● **What this task involves**: Each record below is to be copied word for word, with pictures removed.

● **Data section**:
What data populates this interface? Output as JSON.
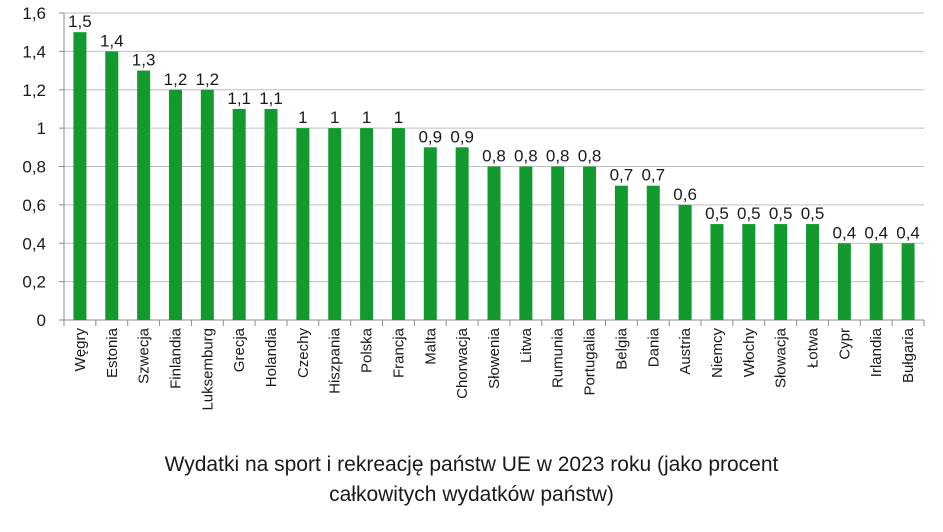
{
  "chart_data": {
    "type": "bar",
    "title": "",
    "xlabel": "",
    "ylabel": "",
    "categories": [
      "Węgry",
      "Estonia",
      "Szwecja",
      "Finlandia",
      "Luksemburg",
      "Grecja",
      "Holandia",
      "Czechy",
      "Hiszpania",
      "Polska",
      "Francja",
      "Malta",
      "Chorwacja",
      "Słowenia",
      "Litwa",
      "Rumunia",
      "Portugalia",
      "Belgia",
      "Dania",
      "Austria",
      "Niemcy",
      "Włochy",
      "Słowacja",
      "Łotwa",
      "Cypr",
      "Irlandia",
      "Bułgaria"
    ],
    "values": [
      1.5,
      1.4,
      1.3,
      1.2,
      1.2,
      1.1,
      1.1,
      1,
      1,
      1,
      1,
      0.9,
      0.9,
      0.8,
      0.8,
      0.8,
      0.8,
      0.7,
      0.7,
      0.6,
      0.5,
      0.5,
      0.5,
      0.5,
      0.4,
      0.4,
      0.4
    ],
    "data_labels": [
      "1,5",
      "1,4",
      "1,3",
      "1,2",
      "1,2",
      "1,1",
      "1,1",
      "1",
      "1",
      "1",
      "1",
      "0,9",
      "0,9",
      "0,8",
      "0,8",
      "0,8",
      "0,8",
      "0,7",
      "0,7",
      "0,6",
      "0,5",
      "0,5",
      "0,5",
      "0,5",
      "0,4",
      "0,4",
      "0,4"
    ],
    "yticks": [
      "0",
      "0,2",
      "0,4",
      "0,6",
      "0,8",
      "1",
      "1,2",
      "1,4",
      "1,6"
    ],
    "ylim": [
      0,
      1.6
    ],
    "grid": true,
    "bar_color": "#139A2F"
  },
  "caption": {
    "line1": "Wydatki na sport i rekreację państw UE w 2023 roku (jako procent",
    "line2": "całkowitych wydatków państw)"
  }
}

● **Response to this exercise**:
What data populates this interface? Output as JSON.
{
  "chart_data": {
    "type": "bar",
    "title": "",
    "xlabel": "",
    "ylabel": "",
    "categories": [
      "Węgry",
      "Estonia",
      "Szwecja",
      "Finlandia",
      "Luksemburg",
      "Grecja",
      "Holandia",
      "Czechy",
      "Hiszpania",
      "Polska",
      "Francja",
      "Malta",
      "Chorwacja",
      "Słowenia",
      "Litwa",
      "Rumunia",
      "Portugalia",
      "Belgia",
      "Dania",
      "Austria",
      "Niemcy",
      "Włochy",
      "Słowacja",
      "Łotwa",
      "Cypr",
      "Irlandia",
      "Bułgaria"
    ],
    "values": [
      1.5,
      1.4,
      1.3,
      1.2,
      1.2,
      1.1,
      1.1,
      1,
      1,
      1,
      1,
      0.9,
      0.9,
      0.8,
      0.8,
      0.8,
      0.8,
      0.7,
      0.7,
      0.6,
      0.5,
      0.5,
      0.5,
      0.5,
      0.4,
      0.4,
      0.4
    ],
    "data_labels": [
      "1,5",
      "1,4",
      "1,3",
      "1,2",
      "1,2",
      "1,1",
      "1,1",
      "1",
      "1",
      "1",
      "1",
      "0,9",
      "0,9",
      "0,8",
      "0,8",
      "0,8",
      "0,8",
      "0,7",
      "0,7",
      "0,6",
      "0,5",
      "0,5",
      "0,5",
      "0,5",
      "0,4",
      "0,4",
      "0,4"
    ],
    "yticks": [
      "0",
      "0,2",
      "0,4",
      "0,6",
      "0,8",
      "1",
      "1,2",
      "1,4",
      "1,6"
    ],
    "ylim": [
      0,
      1.6
    ],
    "grid": true,
    "bar_color": "#139A2F"
  },
  "caption": {
    "line1": "Wydatki na sport i rekreację państw UE w 2023 roku (jako procent",
    "line2": "całkowitych wydatków państw)"
  }
}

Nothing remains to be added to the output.